→ Exercise task:
Write out the whole listing exactly as it stands.

Data entries
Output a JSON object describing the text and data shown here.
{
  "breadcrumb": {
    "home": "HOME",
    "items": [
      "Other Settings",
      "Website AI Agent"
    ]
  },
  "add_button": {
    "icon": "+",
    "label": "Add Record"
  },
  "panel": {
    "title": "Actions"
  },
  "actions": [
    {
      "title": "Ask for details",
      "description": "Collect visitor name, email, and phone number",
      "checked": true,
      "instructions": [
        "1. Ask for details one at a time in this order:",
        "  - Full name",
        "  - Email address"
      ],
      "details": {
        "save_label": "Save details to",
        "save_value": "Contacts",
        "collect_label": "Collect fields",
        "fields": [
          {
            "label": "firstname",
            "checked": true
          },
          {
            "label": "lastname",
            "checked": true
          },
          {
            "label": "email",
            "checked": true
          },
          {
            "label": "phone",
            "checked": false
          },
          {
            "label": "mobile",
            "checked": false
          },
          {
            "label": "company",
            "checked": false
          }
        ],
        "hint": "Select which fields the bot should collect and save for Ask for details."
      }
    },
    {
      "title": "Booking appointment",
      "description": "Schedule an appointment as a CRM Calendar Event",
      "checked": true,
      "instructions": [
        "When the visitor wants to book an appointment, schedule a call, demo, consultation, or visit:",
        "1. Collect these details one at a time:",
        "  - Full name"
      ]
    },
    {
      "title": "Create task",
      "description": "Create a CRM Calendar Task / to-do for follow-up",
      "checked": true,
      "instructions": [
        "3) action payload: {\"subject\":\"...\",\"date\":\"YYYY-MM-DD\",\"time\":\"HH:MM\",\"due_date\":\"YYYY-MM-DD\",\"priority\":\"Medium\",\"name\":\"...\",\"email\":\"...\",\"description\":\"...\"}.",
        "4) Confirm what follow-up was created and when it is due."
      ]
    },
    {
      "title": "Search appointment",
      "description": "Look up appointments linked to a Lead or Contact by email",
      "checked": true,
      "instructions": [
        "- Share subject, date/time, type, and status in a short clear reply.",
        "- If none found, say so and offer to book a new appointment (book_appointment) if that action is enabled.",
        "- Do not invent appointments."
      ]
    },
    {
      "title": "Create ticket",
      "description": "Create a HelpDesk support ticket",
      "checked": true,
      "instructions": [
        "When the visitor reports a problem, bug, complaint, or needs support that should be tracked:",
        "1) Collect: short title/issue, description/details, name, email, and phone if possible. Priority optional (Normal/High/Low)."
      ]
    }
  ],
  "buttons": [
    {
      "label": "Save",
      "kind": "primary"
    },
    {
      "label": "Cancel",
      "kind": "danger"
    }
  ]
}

→ Exercise response:
Output a JSON object describing the text and data shown here.
{
  "breadcrumb": {
    "home": "HOME",
    "items": [
      "Other Settings",
      "Website AI Agent"
    ]
  },
  "add_button": {
    "icon": "+",
    "label": "Add Record"
  },
  "panel": {
    "title": "Actions"
  },
  "actions": [
    {
      "title": "Ask for details",
      "description": "Collect visitor name, email, and phone number",
      "checked": true,
      "instructions": [
        "1. Ask for details one at a time in this order:",
        "  - Full name",
        "  - Email address"
      ],
      "details": {
        "save_label": "Save details to",
        "save_value": "Contacts",
        "collect_label": "Collect fields",
        "fields": [
          {
            "label": "firstname",
            "checked": true
          },
          {
            "label": "lastname",
            "checked": true
          },
          {
            "label": "email",
            "checked": true
          },
          {
            "label": "phone",
            "checked": false
          },
          {
            "label": "mobile",
            "checked": false
          },
          {
            "label": "company",
            "checked": false
          }
        ],
        "hint": "Select which fields the bot should collect and save for Ask for details."
      }
    },
    {
      "title": "Booking appointment",
      "description": "Schedule an appointment as a CRM Calendar Event",
      "checked": true,
      "instructions": [
        "When the visitor wants to book an appointment, schedule a call, demo, consultation, or visit:",
        "1. Collect these details one at a time:",
        "  - Full name"
      ]
    },
    {
      "title": "Create task",
      "description": "Create a CRM Calendar Task / to-do for follow-up",
      "checked": true,
      "instructions": [
        "3) action payload: {\"subject\":\"...\",\"date\":\"YYYY-MM-DD\",\"time\":\"HH:MM\",\"due_date\":\"YYYY-MM-DD\",\"priority\":\"Medium\",\"name\":\"...\",\"email\":\"...\",\"description\":\"...\"}.",
        "4) Confirm what follow-up was created and when it is due."
      ]
    },
    {
      "title": "Search appointment",
      "description": "Look up appointments linked to a Lead or Contact by email",
      "checked": true,
      "instructions": [
        "- Share subject, date/time, type, and status in a short clear reply.",
        "- If none found, say so and offer to book a new appointment (book_appointment) if that action is enabled.",
        "- Do not invent appointments."
      ]
    },
    {
      "title": "Create ticket",
      "description": "Create a HelpDesk support ticket",
      "checked": true,
      "instructions": [
        "When the visitor reports a problem, bug, complaint, or needs support that should be tracked:",
        "1) Collect: short title/issue, description/details, name, email, and phone if possible. Priority optional (Normal/High/Low)."
      ]
    }
  ],
  "buttons": [
    {
      "label": "Save",
      "kind": "primary"
    },
    {
      "label": "Cancel",
      "kind": "danger"
    }
  ]
}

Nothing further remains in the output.